* Stated task *
Exactly reproduce each line of the listing that follows.

* Records to process *
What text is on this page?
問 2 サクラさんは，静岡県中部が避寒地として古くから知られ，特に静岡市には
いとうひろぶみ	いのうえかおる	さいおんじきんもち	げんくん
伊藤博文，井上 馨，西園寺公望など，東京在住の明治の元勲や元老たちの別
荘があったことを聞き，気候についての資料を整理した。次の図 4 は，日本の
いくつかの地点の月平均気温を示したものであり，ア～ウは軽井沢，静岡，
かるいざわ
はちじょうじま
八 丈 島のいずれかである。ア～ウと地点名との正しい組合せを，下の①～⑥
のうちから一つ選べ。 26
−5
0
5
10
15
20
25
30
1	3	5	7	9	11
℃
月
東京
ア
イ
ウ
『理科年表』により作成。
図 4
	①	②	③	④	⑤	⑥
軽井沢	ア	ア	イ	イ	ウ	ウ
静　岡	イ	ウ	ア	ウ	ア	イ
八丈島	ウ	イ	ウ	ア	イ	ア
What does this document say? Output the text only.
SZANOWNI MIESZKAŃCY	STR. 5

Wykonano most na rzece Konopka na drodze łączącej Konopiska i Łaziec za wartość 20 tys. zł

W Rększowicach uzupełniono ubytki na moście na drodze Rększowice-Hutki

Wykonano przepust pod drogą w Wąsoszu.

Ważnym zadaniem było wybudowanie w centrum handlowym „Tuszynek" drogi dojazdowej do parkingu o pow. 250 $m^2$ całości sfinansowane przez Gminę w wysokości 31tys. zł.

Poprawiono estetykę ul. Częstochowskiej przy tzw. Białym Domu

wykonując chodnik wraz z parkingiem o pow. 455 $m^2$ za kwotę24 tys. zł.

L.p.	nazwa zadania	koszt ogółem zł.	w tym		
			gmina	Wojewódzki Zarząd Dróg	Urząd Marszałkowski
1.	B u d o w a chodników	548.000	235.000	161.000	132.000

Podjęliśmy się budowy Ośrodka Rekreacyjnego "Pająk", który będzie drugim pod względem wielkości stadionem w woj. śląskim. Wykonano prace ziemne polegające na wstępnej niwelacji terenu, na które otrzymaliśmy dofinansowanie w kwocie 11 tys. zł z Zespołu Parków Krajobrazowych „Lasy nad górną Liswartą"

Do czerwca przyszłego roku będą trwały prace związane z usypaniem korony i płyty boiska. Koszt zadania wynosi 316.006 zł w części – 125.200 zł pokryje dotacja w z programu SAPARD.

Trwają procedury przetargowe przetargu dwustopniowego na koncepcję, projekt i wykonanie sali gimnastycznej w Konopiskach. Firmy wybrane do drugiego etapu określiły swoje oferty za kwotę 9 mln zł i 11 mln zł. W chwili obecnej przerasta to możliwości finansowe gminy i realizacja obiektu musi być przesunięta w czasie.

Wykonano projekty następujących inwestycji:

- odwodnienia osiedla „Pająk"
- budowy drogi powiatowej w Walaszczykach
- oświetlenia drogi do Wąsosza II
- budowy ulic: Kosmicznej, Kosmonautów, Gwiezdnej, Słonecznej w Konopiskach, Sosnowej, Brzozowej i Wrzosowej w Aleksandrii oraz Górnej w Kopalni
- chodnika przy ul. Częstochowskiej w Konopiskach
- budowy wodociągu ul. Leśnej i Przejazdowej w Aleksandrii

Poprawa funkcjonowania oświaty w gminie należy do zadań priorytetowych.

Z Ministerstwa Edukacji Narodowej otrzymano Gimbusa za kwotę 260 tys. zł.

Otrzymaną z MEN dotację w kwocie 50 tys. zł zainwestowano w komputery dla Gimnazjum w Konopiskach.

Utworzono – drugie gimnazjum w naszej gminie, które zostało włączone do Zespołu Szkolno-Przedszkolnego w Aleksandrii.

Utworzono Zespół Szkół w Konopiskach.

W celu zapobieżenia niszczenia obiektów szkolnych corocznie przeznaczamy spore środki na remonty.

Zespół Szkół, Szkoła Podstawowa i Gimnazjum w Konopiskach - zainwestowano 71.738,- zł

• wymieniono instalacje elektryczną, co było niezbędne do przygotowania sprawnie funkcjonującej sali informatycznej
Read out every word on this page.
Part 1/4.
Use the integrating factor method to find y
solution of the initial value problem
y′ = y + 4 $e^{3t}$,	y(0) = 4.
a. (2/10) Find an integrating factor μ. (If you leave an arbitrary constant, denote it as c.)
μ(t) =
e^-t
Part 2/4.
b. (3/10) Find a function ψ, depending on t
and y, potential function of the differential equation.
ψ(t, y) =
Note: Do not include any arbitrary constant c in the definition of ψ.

* Expected answer *
What text is on this page?
問 2 サクラさんは，静岡県中部が避寒地として古くから知られ，特に静岡市には
いとうひろぶみ	いのうえかおる	さいおんじきんもち	げんくん
伊藤博文，井上 馨，西園寺公望など，東京在住の明治の元勲や元老たちの別
荘があったことを聞き，気候についての資料を整理した。次の図 4 は，日本の
いくつかの地点の月平均気温を示したものであり，ア～ウは軽井沢，静岡，
かるいざわ
はちじょうじま
八 丈 島のいずれかである。ア～ウと地点名との正しい組合せを，下の①～⑥
のうちから一つ選べ。 26
−5
0
5
10
15
20
25
30
1	3	5	7	9	11
℃
月
東京
ア
イ
ウ
『理科年表』により作成。
図 4
	①	②	③	④	⑤	⑥
軽井沢	ア	ア	イ	イ	ウ	ウ
静　岡	イ	ウ	ア	ウ	ア	イ
八丈島	ウ	イ	ウ	ア	イ	ア
What does this document say? Output the text only.
SZANOWNI MIESZKAŃCY	STR. 5

Wykonano most na rzece Konopka na drodze łączącej Konopiska i Łaziec za wartość 20 tys. zł

W Rększowicach uzupełniono ubytki na moście na drodze Rększowice-Hutki

Wykonano przepust pod drogą w Wąsoszu.

Ważnym zadaniem było wybudowanie w centrum handlowym „Tuszynek" drogi dojazdowej do parkingu o pow. 250 $m^2$ całości sfinansowane przez Gminę w wysokości 31tys. zł.

Poprawiono estetykę ul. Częstochowskiej przy tzw. Białym Domu

wykonując chodnik wraz z parkingiem o pow. 455 $m^2$ za kwotę24 tys. zł.

L.p.	nazwa zadania	koszt ogółem zł.	w tym		
			gmina	Wojewódzki Zarząd Dróg	Urząd Marszałkowski
1.	B u d o w a chodników	548.000	235.000	161.000	132.000

Podjęliśmy się budowy Ośrodka Rekreacyjnego "Pająk", który będzie drugim pod względem wielkości stadionem w woj. śląskim. Wykonano prace ziemne polegające na wstępnej niwelacji terenu, na które otrzymaliśmy dofinansowanie w kwocie 11 tys. zł z Zespołu Parków Krajobrazowych „Lasy nad górną Liswartą"

Do czerwca przyszłego roku będą trwały prace związane z usypaniem korony i płyty boiska. Koszt zadania wynosi 316.006 zł w części – 125.200 zł pokryje dotacja w z programu SAPARD.

Trwają procedury przetargowe przetargu dwustopniowego na koncepcję, projekt i wykonanie sali gimnastycznej w Konopiskach. Firmy wybrane do drugiego etapu określiły swoje oferty za kwotę 9 mln zł i 11 mln zł. W chwili obecnej przerasta to możliwości finansowe gminy i realizacja obiektu musi być przesunięta w czasie.

Wykonano projekty następujących inwestycji:

- odwodnienia osiedla „Pająk"
- budowy drogi powiatowej w Walaszczykach
- oświetlenia drogi do Wąsosza II
- budowy ulic: Kosmicznej, Kosmonautów, Gwiezdnej, Słonecznej w Konopiskach, Sosnowej, Brzozowej i Wrzosowej w Aleksandrii oraz Górnej w Kopalni
- chodnika przy ul. Częstochowskiej w Konopiskach
- budowy wodociągu ul. Leśnej i Przejazdowej w Aleksandrii

Poprawa funkcjonowania oświaty w gminie należy do zadań priorytetowych.

Z Ministerstwa Edukacji Narodowej otrzymano Gimbusa za kwotę 260 tys. zł.

Otrzymaną z MEN dotację w kwocie 50 tys. zł zainwestowano w komputery dla Gimnazjum w Konopiskach.

Utworzono – drugie gimnazjum w naszej gminie, które zostało włączone do Zespołu Szkolno-Przedszkolnego w Aleksandrii.

Utworzono Zespół Szkół w Konopiskach.

W celu zapobieżenia niszczenia obiektów szkolnych corocznie przeznaczamy spore środki na remonty.

Zespół Szkół, Szkoła Podstawowa i Gimnazjum w Konopiskach - zainwestowano 71.738,- zł

• wymieniono instalacje elektryczną, co było niezbędne do przygotowania sprawnie funkcjonującej sali informatycznej
Read out every word on this page.
Part 1/4.
Use the integrating factor method to find y
solution of the initial value problem
y′ = y + 4 $e^{3t}$,	y(0) = 4.
a. (2/10) Find an integrating factor μ. (If you leave an arbitrary constant, denote it as c.)
μ(t) =
e^-t
Part 2/4.
b. (3/10) Find a function ψ, depending on t
and y, potential function of the differential equation.
ψ(t, y) =
Note: Do not include any arbitrary constant c in the definition of ψ.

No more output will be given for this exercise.